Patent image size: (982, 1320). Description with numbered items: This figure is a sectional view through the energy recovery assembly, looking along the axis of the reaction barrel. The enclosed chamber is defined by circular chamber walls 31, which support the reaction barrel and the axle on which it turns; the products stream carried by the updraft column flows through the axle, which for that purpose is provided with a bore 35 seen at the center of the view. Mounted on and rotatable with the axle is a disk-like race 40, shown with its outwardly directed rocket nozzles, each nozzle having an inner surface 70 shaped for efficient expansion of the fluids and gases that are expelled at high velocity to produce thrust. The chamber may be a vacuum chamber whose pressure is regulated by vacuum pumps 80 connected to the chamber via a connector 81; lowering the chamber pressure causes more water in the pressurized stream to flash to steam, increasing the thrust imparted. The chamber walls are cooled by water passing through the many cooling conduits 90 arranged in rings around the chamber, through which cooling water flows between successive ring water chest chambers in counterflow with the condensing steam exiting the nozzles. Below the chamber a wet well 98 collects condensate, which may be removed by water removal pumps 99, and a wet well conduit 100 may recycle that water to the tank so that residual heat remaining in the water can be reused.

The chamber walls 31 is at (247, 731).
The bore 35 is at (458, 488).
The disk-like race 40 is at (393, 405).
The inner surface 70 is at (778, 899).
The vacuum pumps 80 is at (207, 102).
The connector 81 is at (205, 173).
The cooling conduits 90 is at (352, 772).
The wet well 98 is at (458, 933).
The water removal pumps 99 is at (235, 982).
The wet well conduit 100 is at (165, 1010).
★ ★ ★ ★
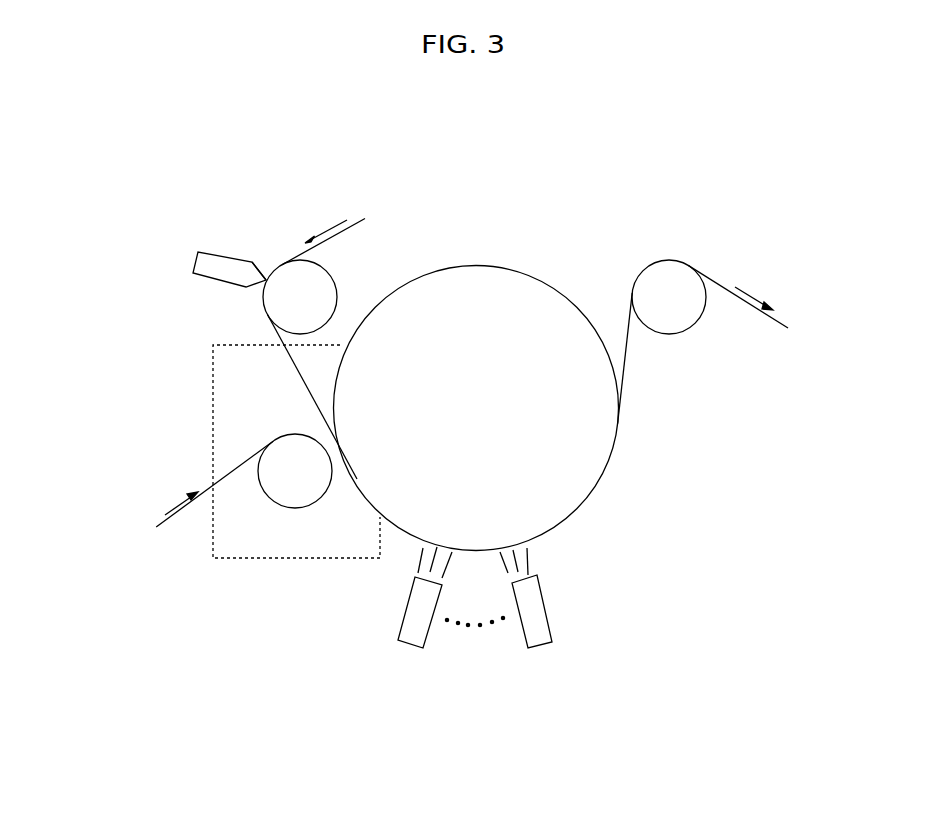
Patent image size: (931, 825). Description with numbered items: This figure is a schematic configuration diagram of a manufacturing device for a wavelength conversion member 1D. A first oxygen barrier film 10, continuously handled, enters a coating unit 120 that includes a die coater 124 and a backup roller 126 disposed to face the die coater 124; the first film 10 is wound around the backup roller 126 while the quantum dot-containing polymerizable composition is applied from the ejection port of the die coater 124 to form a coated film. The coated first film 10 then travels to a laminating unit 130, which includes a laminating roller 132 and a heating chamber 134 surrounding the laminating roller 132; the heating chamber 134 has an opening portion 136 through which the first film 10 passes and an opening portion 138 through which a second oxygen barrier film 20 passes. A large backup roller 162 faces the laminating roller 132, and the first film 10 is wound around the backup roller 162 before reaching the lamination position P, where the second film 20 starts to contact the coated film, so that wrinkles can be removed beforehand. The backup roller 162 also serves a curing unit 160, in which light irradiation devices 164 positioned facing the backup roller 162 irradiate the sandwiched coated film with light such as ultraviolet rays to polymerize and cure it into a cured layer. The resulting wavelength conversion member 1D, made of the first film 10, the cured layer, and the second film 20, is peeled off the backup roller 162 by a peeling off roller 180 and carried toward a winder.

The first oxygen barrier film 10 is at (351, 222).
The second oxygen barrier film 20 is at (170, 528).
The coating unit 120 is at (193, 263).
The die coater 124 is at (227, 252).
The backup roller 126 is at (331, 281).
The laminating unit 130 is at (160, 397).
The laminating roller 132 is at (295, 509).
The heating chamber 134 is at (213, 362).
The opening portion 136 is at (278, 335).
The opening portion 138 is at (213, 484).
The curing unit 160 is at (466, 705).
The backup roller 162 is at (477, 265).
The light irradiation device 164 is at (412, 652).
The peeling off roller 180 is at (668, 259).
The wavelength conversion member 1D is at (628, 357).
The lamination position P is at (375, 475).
★ ★ ★ ★
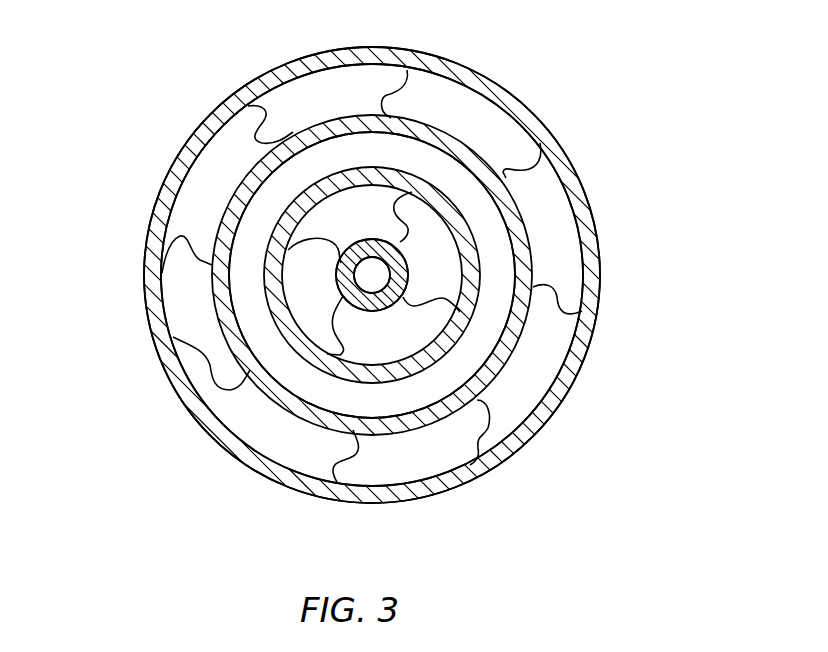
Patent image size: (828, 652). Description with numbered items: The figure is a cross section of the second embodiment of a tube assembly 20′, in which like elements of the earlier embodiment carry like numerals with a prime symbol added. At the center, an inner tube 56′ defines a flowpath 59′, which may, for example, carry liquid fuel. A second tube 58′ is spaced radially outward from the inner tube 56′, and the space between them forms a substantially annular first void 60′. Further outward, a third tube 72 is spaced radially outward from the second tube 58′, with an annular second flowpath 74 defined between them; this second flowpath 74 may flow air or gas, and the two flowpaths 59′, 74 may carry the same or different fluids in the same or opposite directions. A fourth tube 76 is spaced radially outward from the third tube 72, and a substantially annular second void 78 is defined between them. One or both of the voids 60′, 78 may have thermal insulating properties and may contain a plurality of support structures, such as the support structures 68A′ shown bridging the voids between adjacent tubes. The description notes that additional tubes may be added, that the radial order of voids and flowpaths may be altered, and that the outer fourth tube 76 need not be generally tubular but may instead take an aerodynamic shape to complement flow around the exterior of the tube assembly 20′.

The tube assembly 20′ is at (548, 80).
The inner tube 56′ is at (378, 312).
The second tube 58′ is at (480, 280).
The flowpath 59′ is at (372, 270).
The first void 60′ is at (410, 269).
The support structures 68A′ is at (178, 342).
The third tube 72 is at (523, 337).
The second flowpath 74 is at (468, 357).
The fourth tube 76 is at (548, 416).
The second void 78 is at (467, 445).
★ ★ ★ ★
EXERCISE INSTRUCTIONS
Reproduce the lines of the records starting with the line that contains "Patent image size: (982, 1320)." and going on through the line that contains "The water removal pumps 99 is at (235, 982).", changing "reaction barrel" to "reactor barrel" and leaving everything else the same.

EXERCISE SOLUTION
Patent image size: (982, 1320). Description with numbered items: This figure is a sectional view through the energy recovery assembly, looking along the axis of the reactor barrel. The enclosed chamber is defined by circular chamber walls 31, which support the reactor barrel and the axle on which it turns; the products stream carried by the updraft column flows through the axle, which for that purpose is provided with a bore 35 seen at the center of the view. Mounted on and rotatable with the axle is a disk-like race 40, shown with its outwardly directed rocket nozzles, each nozzle having an inner surface 70 shaped for efficient expansion of the fluids and gases that are expelled at high velocity to produce thrust. The chamber may be a vacuum chamber whose pressure is regulated by vacuum pumps 80 connected to the chamber via a connector 81; lowering the chamber pressure causes more water in the pressurized stream to flash to steam, increasing the thrust imparted. The chamber walls are cooled by water passing through the many cooling conduits 90 arranged in rings around the chamber, through which cooling water flows between successive ring water chest chambers in counterflow with the condensing steam exiting the nozzles. Below the chamber a wet well 98 collects condensate, which may be removed by water removal pumps 99, and a wet well conduit 100 may recycle that water to the tank so that residual heat remaining in the water can be reused.

The chamber walls 31 is at (247, 731).
The bore 35 is at (458, 488).
The disk-like race 40 is at (393, 405).
The inner surface 70 is at (778, 899).
The vacuum pumps 80 is at (207, 102).
The connector 81 is at (205, 173).
The cooling conduits 90 is at (352, 772).
The wet well 98 is at (458, 933).
The water removal pumps 99 is at (235, 982).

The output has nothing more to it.